ÉNONCÉ DU PROBLÈME 1:
Selon l'extrait sur le bois illégal, quel port français Greenpeace désigne-t-il comme un point d'entrée important pour ce bois ?

Le bois saisi est vendu par la compagnie Sicobois en République démocratique du Congo. Il a été importé par la société française Peltier Bois. Dans une note publiée aujourd’hui (http://act.gp /boisillegal) sur l’application en France du Règlement sur le Bois de l’Union européenne (RBUE), Greenpeace révèle que le port de Caen est un point d’entrée important pour le bois illégal en provenance notamment de République Démocratique du Congo. Greenpeace et d’autres ONG ont déjà alerté le ministère de l’Agriculture sur la présence de bois illégal dans les ports français.
Depuis mars 2013, le Règlement sur le bois de l’Union européenne (RBUE) est entré en vigueur. Censé s’appliquer dans tous les pays de l’Union, il prévoit qu’un importateur de bois s’assure par tous les moyens de la légalité de son bois. Une immobilisation, voire une saisie ou des sanctions pénales peuvent être prises. L’Allemagne a déjà procédé le 27 novembre dernier à la saisie d’un lot de bois illégal stocké sur son territoire.

LIGNES D'ENTRÉE:
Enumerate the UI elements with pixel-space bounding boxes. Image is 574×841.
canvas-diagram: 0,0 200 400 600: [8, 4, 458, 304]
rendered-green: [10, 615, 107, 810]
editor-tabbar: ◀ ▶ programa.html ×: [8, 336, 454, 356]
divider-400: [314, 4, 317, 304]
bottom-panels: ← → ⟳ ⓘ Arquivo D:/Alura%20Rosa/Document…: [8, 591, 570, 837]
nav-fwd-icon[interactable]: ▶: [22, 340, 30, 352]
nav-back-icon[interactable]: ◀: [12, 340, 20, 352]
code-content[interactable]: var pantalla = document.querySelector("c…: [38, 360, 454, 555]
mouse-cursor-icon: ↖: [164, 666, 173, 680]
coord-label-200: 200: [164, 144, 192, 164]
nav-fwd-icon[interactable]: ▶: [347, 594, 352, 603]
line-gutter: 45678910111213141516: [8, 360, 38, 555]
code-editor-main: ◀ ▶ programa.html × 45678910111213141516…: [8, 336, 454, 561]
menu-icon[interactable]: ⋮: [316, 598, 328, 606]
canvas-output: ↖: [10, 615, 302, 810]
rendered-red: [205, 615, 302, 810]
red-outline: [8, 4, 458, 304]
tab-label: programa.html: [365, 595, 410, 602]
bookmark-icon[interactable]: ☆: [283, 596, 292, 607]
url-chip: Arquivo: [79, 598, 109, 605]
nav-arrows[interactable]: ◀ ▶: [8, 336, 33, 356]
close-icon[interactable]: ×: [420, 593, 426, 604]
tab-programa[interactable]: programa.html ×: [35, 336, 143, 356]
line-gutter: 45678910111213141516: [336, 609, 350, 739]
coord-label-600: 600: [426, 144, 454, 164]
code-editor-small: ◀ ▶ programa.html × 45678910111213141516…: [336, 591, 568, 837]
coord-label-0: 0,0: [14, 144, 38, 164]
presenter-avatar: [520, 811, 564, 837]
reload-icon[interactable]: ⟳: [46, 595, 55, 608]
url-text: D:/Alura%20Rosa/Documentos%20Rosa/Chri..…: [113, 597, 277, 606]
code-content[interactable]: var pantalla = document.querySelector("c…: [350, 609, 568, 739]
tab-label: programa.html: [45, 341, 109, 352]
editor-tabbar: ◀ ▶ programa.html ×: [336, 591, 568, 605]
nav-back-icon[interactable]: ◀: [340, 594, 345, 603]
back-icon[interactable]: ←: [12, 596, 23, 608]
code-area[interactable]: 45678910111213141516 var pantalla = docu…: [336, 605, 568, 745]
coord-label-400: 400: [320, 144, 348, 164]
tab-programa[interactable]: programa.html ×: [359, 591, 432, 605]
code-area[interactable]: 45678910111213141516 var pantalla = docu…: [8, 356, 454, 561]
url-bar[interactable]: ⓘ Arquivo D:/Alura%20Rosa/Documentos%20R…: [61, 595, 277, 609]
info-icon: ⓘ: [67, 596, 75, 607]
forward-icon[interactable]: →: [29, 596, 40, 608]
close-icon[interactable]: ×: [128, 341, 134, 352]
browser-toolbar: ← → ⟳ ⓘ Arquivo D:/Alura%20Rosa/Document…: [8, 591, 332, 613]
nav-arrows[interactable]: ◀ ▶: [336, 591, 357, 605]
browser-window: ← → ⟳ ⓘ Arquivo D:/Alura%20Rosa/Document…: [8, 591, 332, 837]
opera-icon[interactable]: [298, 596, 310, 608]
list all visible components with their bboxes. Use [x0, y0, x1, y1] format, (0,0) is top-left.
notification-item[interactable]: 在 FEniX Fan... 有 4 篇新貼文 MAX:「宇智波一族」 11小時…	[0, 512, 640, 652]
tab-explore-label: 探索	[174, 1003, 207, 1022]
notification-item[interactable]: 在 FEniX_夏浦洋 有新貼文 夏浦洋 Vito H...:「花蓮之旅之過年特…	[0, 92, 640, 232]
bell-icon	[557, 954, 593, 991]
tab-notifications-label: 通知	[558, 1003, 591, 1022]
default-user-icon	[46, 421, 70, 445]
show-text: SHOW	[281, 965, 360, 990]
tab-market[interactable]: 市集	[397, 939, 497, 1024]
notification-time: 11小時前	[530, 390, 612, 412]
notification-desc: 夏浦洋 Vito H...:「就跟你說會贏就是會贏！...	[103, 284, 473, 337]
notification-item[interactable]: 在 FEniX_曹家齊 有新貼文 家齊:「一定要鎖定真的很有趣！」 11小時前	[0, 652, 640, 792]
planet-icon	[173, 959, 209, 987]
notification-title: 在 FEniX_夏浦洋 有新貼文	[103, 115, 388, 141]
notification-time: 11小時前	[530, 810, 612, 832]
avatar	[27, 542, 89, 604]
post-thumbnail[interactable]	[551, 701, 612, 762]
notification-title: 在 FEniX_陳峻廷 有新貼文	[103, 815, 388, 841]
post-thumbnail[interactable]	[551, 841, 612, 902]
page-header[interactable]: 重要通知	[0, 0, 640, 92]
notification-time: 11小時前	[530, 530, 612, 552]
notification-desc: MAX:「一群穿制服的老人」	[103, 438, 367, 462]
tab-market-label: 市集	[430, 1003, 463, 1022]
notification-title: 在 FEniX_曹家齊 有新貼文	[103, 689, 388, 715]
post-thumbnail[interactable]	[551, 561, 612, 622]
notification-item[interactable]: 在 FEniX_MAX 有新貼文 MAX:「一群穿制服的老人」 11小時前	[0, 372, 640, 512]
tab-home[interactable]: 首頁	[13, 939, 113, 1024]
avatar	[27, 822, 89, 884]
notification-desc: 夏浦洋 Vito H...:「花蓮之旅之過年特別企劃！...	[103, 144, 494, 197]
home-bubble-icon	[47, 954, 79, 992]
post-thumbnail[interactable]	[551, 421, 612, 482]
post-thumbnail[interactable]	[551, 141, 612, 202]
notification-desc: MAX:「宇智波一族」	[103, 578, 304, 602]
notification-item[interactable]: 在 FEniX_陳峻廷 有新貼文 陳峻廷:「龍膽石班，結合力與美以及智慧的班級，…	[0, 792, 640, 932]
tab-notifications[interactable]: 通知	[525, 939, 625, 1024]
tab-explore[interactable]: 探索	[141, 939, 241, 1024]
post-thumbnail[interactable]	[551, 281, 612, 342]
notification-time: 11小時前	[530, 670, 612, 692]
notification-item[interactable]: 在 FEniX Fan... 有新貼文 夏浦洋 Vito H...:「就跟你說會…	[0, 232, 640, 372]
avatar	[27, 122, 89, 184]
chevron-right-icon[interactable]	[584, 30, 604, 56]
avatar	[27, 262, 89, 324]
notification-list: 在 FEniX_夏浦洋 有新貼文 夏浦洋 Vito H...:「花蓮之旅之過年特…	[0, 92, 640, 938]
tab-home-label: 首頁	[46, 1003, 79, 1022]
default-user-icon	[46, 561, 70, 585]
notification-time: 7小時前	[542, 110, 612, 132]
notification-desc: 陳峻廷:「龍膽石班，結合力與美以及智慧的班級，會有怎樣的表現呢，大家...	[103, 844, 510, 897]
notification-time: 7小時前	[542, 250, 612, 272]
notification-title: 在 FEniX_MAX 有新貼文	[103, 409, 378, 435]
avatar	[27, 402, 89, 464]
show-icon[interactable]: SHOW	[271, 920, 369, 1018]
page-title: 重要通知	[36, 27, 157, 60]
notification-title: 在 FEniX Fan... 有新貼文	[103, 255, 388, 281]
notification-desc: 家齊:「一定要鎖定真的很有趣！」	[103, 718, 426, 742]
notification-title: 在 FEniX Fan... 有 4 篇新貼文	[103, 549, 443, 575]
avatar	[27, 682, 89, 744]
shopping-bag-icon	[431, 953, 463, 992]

ÉNONCÉ DU PROBLÈME 2:
Reproduisez à l'identique les lignes des enregistrements, de la première ligne jusqu'à la ligne contenant « nav-back-icon[interactable]: ◀: [12, 340, 20, 352] », celle-ci incluse.

RÉPONSE COMPLÈTE 1:
Le port de Caen.

RÉPONSE COMPLÈTE 2:
Enumerate the UI elements with pixel-space bounding boxes. Image is 574×841.
canvas-diagram: 0,0 200 400 600: [8, 4, 458, 304]
rendered-green: [10, 615, 107, 810]
editor-tabbar: ◀ ▶ programa.html ×: [8, 336, 454, 356]
divider-400: [314, 4, 317, 304]
bottom-panels: ← → ⟳ ⓘ Arquivo D:/Alura%20Rosa/Document…: [8, 591, 570, 837]
nav-fwd-icon[interactable]: ▶: [22, 340, 30, 352]
nav-back-icon[interactable]: ◀: [12, 340, 20, 352]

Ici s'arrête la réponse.